Segment Start: Text passage

The future of accessibility in packaging
Research has shown that only 4% of companies are currently working on accessible design, Latif explains. She believes that there is incentive for this to change; not only because it’s the right thing to do, but because it makes sense from a business perspective. “What we’ve found in our research is that, in fact, if the product is more accessible, people will be willing to pay a premium for it,” she says. “If something improves my quality of life, I will buy it.” Even people who are in the lower income bracket would be willing to pay more for a product that really improves their quality of life. “Remember,” she tells me, “people with disabilities have so many problems to solve every day- more than able-bodied people- so they welcome something [that simplifies their life].”
The issue of accessibility receives considerably less time and consideration than that of sustainability in the industry today, but the two are not mutually exclusive. In fact, they could be seen as essential to each other. Except, whereas sustainability has become a problem so central it is impossible to ignore, being unable to open and use packaging is something that people struggle with alone, often too tired to even raise it as an issue. But, as Latif tells me, this might be a good opportunity to design packaging that is both good for the environment and for consumers with disabilities. “If you think about sustainability, we may have to make new bottles with less plastic, lightweight bottles, we might have to use more sustainable products- every company does,” she says. “This is a good opportunity because, as we’re making our new bottles, we can we put in the moulds the tactile symbols, so we don’t have to go back and make any changes again.”

Segment End: Text passage
Segment Start: Dataset

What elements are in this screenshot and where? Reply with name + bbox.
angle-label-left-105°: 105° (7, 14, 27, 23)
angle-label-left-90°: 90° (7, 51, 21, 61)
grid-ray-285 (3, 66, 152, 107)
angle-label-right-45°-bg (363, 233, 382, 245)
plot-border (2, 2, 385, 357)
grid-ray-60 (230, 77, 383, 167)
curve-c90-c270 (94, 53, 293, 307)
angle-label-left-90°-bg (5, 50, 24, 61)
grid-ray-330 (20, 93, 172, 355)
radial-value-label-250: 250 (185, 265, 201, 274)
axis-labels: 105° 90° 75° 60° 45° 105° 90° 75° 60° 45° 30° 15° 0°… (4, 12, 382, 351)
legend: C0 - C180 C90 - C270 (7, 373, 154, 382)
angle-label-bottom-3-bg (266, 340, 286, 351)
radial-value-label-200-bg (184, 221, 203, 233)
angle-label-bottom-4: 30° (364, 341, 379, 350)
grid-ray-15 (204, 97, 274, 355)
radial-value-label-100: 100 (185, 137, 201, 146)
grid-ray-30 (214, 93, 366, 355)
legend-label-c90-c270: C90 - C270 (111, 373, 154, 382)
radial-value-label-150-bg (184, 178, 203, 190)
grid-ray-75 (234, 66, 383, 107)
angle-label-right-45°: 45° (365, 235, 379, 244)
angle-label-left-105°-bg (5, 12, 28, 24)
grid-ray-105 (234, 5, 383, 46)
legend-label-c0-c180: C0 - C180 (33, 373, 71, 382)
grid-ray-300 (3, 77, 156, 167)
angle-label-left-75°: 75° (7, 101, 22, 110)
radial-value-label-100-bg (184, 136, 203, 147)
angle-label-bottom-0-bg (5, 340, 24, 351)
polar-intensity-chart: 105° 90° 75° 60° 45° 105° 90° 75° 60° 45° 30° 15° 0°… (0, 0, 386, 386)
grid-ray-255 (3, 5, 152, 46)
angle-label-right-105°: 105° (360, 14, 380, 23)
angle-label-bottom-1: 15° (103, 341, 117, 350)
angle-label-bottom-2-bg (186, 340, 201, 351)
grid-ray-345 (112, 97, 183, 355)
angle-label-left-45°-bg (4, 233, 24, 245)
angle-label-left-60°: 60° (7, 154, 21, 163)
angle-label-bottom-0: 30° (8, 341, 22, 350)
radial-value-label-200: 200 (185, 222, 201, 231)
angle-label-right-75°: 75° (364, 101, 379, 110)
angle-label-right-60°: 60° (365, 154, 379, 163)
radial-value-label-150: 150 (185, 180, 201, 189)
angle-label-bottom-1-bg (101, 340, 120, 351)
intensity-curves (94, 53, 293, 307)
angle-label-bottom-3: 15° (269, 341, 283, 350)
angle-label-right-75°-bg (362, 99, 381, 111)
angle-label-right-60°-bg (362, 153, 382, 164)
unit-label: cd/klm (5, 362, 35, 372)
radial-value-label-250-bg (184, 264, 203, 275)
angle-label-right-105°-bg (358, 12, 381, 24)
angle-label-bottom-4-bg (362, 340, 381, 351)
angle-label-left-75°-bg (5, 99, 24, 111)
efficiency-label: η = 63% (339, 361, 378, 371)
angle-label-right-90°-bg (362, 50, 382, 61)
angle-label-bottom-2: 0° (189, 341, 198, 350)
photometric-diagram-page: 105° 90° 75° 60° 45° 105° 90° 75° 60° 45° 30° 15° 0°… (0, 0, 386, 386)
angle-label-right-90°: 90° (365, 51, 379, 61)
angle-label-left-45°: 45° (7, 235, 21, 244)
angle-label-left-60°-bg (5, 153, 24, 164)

Segment End: Dataset

## Problems to solve
[1] Decide whether each statement below agrees with the text on accessibility in packaging. Answer yes or no for each, and quote the words from the text that settle it.
(a) Research shows that only 4% of companies are currently working on accessible design.
(b) People in the lower income bracket would not be willing to pay more for a more accessible product.
(c) Accessibility receives more time and consideration than sustainability in the industry today.
[2] Resume the text on accessibility in packaging after its final sentence.

## Answer section
[1]
(a) Yes: "Research has shown that only 4% of companies are currently working on accessible design"
(b) No: "Even people who are in the lower income bracket would be willing to pay more for a product that really improves their quality of life."
(c) No: "The issue of accessibility receives considerably less time and consideration than that of sustainability in the industry today"

[2]
Involving disabled consumers in the design process
When creating new products, companies also need to ensure that the voices of disabled people are not excluded from the development process. This could mean consulting an internal network of disabled employees or turning to the community to gain insights into how a brand can improve their packaging to address the issues faced by consumers. Latif tells me that at P&G they often consult their network of disabled employees and employees with disabled family members. Having such a network is useful for when a company needs the feedback of disabled consumers but is either not ready to share the product with people from the community or needs the feedback to be delivered quickly. But, as she explains, they also have connections with people in the community and partnerships with organizations, which enable them to collect feedback from disabled people outside the company as well.
Having an internal network depends on having employees with disabilities in the first place, and, as Latif tells me, this has not always been the case in companies. “I think the more people we hire into the packaging industry with a disability, the better we’ll shape that packaging industry to make it more accessible,” she says. “Let’s enable them to be their authentic selves and value the insights that their disability is bringing when it comes to packaging,” she adds. “We need to continue to talk to real consumers with disabilities and understand the problems that they experience with packaging, and bring these insights to the decision makers, bring these insights to designers- to every function, really, in a company- so that they can open their hearts and minds and create something that’s more accessible, versus what we have today.”